### TASK TO CARRY OUT
The listing must be reproduced in full, exactly as it stands.

### TASK INPUT

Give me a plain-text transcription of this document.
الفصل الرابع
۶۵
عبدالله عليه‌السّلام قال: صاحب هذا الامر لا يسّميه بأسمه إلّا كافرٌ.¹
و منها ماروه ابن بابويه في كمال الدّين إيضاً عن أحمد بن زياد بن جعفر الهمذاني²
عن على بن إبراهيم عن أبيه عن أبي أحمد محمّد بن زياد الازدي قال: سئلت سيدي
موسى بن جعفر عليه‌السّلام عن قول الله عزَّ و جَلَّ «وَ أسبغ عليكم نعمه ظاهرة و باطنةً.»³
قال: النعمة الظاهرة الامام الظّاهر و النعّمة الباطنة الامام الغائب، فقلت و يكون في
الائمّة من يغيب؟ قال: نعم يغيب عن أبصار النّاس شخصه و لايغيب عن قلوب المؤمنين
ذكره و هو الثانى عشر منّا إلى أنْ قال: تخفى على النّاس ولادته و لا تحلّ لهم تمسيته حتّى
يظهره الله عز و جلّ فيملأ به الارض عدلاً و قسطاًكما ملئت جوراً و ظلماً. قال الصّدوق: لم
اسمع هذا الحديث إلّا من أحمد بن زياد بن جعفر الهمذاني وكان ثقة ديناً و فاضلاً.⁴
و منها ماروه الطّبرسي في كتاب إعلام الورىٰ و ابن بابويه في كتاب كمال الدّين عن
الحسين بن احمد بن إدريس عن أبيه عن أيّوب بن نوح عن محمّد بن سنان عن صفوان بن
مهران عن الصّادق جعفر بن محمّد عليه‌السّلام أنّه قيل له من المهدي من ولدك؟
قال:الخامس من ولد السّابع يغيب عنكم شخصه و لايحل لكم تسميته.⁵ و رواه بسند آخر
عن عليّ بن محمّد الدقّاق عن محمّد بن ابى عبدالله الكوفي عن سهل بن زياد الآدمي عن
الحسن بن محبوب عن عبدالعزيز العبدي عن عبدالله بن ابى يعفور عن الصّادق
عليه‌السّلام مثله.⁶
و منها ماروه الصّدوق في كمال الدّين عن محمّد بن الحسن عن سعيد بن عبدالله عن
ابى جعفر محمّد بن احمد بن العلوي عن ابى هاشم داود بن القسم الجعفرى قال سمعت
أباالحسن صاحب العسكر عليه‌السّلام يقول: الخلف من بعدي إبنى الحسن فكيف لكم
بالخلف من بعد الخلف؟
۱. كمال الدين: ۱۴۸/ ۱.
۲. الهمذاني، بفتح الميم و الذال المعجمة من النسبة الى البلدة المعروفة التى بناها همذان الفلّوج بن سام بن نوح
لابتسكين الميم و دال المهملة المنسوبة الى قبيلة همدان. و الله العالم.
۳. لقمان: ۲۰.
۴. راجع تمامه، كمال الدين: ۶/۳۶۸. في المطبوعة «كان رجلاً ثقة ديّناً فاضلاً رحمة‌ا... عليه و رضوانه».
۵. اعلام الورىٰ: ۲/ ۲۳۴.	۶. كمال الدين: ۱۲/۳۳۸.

### SOLVED EXERCISE
Give me a plain-text transcription of this document.
الفصل الرابع
۶۵
عبدالله عليه‌السّلام قال: صاحب هذا الامر لا يسّميه بأسمه إلّا كافرٌ.¹
و منها ماروه ابن بابويه في كمال الدّين إيضاً عن أحمد بن زياد بن جعفر الهمذاني²
عن على بن إبراهيم عن أبيه عن أبي أحمد محمّد بن زياد الازدي قال: سئلت سيدي
موسى بن جعفر عليه‌السّلام عن قول الله عزَّ و جَلَّ «وَ أسبغ عليكم نعمه ظاهرة و باطنةً.»³
قال: النعمة الظاهرة الامام الظّاهر و النعّمة الباطنة الامام الغائب، فقلت و يكون في
الائمّة من يغيب؟ قال: نعم يغيب عن أبصار النّاس شخصه و لايغيب عن قلوب المؤمنين
ذكره و هو الثانى عشر منّا إلى أنْ قال: تخفى على النّاس ولادته و لا تحلّ لهم تمسيته حتّى
يظهره الله عز و جلّ فيملأ به الارض عدلاً و قسطاًكما ملئت جوراً و ظلماً. قال الصّدوق: لم
اسمع هذا الحديث إلّا من أحمد بن زياد بن جعفر الهمذاني وكان ثقة ديناً و فاضلاً.⁴
و منها ماروه الطّبرسي في كتاب إعلام الورىٰ و ابن بابويه في كتاب كمال الدّين عن
الحسين بن احمد بن إدريس عن أبيه عن أيّوب بن نوح عن محمّد بن سنان عن صفوان بن
مهران عن الصّادق جعفر بن محمّد عليه‌السّلام أنّه قيل له من المهدي من ولدك؟
قال:الخامس من ولد السّابع يغيب عنكم شخصه و لايحل لكم تسميته.⁵ و رواه بسند آخر
عن عليّ بن محمّد الدقّاق عن محمّد بن ابى عبدالله الكوفي عن سهل بن زياد الآدمي عن
الحسن بن محبوب عن عبدالعزيز العبدي عن عبدالله بن ابى يعفور عن الصّادق
عليه‌السّلام مثله.⁶
و منها ماروه الصّدوق في كمال الدّين عن محمّد بن الحسن عن سعيد بن عبدالله عن
ابى جعفر محمّد بن احمد بن العلوي عن ابى هاشم داود بن القسم الجعفرى قال سمعت
أباالحسن صاحب العسكر عليه‌السّلام يقول: الخلف من بعدي إبنى الحسن فكيف لكم
بالخلف من بعد الخلف؟
۱. كمال الدين: ۱۴۸/ ۱.
۲. الهمذاني، بفتح الميم و الذال المعجمة من النسبة الى البلدة المعروفة التى بناها همذان الفلّوج بن سام بن نوح
لابتسكين الميم و دال المهملة المنسوبة الى قبيلة همدان. و الله العالم.
۳. لقمان: ۲۰.
۴. راجع تمامه، كمال الدين: ۶/۳۶۸. في المطبوعة «كان رجلاً ثقة ديّناً فاضلاً رحمة‌ا... عليه و رضوانه».
۵. اعلام الورىٰ: ۲/ ۲۳۴.	۶. كمال الدين: ۱۲/۳۳۸.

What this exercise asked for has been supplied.